Directions:
Identify the lines that contain the string "color" and copy all of them.

Stored data:
§

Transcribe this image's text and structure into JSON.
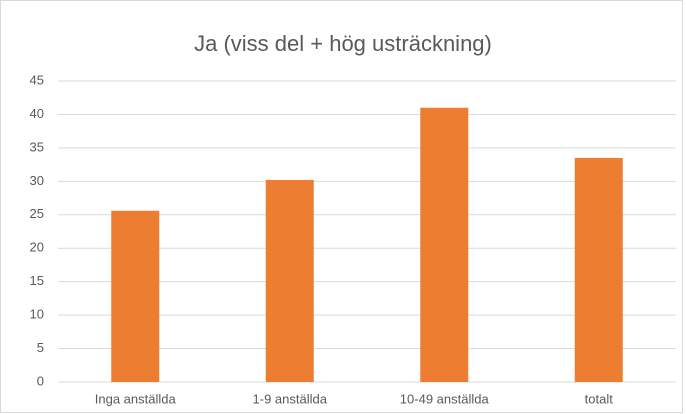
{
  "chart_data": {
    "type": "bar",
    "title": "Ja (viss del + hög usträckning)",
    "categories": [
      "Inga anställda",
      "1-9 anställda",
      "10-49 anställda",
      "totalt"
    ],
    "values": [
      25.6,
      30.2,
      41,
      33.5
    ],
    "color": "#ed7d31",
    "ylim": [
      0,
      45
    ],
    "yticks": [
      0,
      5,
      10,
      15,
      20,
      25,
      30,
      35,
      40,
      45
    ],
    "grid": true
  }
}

§

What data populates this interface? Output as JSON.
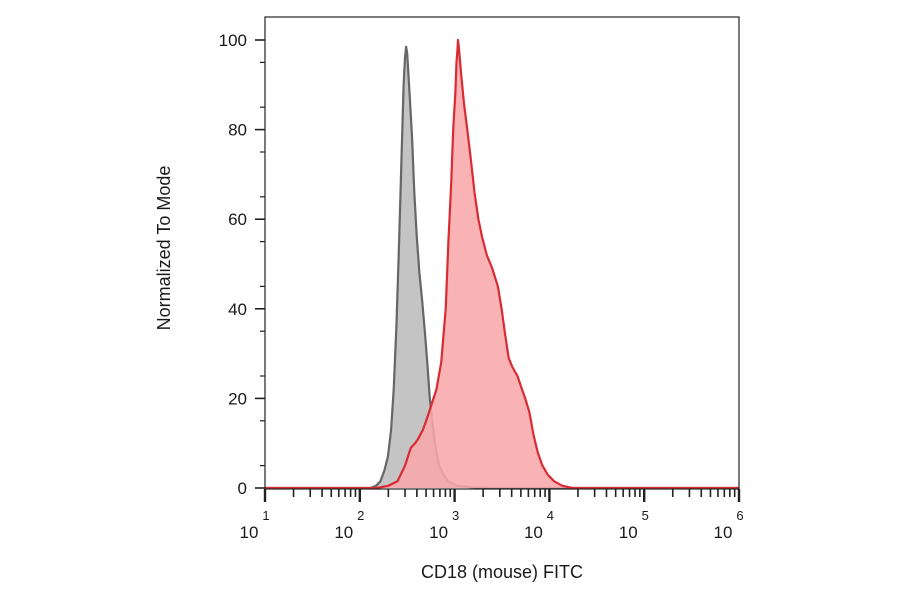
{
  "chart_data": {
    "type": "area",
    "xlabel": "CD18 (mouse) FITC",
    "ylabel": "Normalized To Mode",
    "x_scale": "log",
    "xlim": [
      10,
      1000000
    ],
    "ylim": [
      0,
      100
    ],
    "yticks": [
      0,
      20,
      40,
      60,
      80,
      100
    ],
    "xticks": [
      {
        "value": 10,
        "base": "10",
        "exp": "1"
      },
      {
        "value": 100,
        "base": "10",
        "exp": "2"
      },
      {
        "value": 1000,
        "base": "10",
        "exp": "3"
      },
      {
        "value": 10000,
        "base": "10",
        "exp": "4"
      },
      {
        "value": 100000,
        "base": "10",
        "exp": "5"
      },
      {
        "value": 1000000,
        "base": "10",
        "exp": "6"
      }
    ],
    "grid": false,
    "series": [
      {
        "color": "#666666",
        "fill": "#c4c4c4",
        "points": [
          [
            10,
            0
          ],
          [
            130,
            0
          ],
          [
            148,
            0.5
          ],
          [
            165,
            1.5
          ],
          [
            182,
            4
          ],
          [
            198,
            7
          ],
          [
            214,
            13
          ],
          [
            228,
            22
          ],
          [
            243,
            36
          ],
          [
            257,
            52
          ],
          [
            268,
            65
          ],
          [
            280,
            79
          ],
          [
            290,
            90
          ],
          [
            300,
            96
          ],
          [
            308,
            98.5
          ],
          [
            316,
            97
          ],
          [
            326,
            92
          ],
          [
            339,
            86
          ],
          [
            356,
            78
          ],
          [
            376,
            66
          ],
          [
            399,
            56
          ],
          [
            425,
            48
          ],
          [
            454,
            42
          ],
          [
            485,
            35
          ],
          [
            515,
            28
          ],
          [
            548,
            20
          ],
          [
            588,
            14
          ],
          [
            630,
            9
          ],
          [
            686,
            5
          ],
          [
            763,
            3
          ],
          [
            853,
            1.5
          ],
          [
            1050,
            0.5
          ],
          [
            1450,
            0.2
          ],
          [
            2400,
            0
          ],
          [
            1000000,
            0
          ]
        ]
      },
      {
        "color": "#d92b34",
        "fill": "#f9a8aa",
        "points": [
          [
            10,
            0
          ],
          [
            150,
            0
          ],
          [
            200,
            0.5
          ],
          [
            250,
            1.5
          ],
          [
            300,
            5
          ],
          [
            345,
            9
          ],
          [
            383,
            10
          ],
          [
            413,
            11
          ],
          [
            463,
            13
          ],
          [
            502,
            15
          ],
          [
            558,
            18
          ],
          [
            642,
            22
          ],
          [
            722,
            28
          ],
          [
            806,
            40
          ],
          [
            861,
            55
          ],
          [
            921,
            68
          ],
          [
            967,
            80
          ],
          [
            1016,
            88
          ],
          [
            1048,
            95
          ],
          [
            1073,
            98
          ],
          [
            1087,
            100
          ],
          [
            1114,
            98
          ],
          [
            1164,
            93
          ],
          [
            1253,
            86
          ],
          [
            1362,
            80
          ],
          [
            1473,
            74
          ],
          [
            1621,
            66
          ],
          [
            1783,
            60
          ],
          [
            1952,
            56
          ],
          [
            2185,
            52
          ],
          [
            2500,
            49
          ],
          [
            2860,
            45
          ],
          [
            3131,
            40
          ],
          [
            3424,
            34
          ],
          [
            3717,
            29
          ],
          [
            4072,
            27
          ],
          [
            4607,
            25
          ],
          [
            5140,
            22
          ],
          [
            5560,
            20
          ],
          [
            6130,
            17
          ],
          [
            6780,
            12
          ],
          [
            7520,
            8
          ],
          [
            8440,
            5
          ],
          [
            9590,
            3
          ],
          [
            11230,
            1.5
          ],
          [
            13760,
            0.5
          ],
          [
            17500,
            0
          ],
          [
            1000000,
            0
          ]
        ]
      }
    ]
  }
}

§

Answer to this problem:
    "color": "#ed7d31",
        "color": "#666666",
        "color": "#d92b34",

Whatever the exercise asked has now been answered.